Stated exercise: Look through the lines below and extract each one that contains "color".

Data supplied:

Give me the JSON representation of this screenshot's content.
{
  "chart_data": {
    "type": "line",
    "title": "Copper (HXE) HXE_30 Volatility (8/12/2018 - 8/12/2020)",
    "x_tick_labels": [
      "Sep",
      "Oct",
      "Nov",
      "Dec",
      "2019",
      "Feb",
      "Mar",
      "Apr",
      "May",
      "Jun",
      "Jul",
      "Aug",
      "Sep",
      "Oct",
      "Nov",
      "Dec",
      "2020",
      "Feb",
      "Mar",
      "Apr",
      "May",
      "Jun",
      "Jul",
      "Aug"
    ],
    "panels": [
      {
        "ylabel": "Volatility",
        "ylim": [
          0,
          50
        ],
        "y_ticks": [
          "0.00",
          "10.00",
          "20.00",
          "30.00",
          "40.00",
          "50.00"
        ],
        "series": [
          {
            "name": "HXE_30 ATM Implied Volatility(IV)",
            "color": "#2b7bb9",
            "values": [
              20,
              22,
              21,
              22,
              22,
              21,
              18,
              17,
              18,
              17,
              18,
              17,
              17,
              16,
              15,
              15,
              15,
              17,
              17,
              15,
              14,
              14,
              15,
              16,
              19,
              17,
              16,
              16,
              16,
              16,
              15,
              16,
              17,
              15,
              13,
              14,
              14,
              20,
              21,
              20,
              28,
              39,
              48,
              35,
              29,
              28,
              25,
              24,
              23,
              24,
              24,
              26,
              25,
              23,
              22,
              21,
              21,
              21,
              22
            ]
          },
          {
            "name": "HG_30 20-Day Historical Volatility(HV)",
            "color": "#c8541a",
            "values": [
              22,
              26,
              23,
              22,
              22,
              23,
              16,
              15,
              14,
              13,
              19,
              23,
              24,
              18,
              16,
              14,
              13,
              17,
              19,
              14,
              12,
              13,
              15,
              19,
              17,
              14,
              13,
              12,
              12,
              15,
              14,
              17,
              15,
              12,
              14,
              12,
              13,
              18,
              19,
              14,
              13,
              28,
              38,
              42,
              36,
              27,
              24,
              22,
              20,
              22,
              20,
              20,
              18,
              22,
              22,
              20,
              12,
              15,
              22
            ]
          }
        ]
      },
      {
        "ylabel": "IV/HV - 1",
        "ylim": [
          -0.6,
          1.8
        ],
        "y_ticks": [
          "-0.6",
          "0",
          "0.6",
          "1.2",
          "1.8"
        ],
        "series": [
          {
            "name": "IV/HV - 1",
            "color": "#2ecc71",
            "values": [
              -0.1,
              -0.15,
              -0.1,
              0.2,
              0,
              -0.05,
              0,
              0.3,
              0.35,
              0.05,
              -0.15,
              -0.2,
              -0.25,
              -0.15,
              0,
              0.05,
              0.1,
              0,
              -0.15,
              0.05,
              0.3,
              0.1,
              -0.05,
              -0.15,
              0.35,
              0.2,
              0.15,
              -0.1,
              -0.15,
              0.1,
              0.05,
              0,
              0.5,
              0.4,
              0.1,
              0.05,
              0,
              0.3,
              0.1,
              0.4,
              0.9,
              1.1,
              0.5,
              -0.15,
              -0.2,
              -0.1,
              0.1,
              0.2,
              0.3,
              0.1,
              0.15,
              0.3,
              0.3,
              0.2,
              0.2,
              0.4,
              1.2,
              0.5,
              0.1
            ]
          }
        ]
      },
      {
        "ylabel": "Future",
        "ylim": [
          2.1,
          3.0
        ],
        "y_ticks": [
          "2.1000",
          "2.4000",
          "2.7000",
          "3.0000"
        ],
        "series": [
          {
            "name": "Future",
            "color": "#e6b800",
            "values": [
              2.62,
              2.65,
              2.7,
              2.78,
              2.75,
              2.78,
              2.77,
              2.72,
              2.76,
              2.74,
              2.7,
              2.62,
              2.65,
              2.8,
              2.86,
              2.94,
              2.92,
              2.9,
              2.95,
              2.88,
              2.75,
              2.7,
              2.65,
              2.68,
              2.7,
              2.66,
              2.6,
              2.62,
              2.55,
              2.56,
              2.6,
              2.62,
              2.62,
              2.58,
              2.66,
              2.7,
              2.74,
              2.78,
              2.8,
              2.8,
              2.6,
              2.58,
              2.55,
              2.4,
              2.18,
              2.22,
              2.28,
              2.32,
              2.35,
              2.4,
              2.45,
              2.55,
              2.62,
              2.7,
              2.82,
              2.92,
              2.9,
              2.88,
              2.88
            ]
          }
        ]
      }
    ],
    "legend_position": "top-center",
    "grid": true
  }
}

Correct output:
            "color": "#2b7bb9",
            "color": "#c8541a",
            "color": "#2ecc71",
            "color": "#e6b800",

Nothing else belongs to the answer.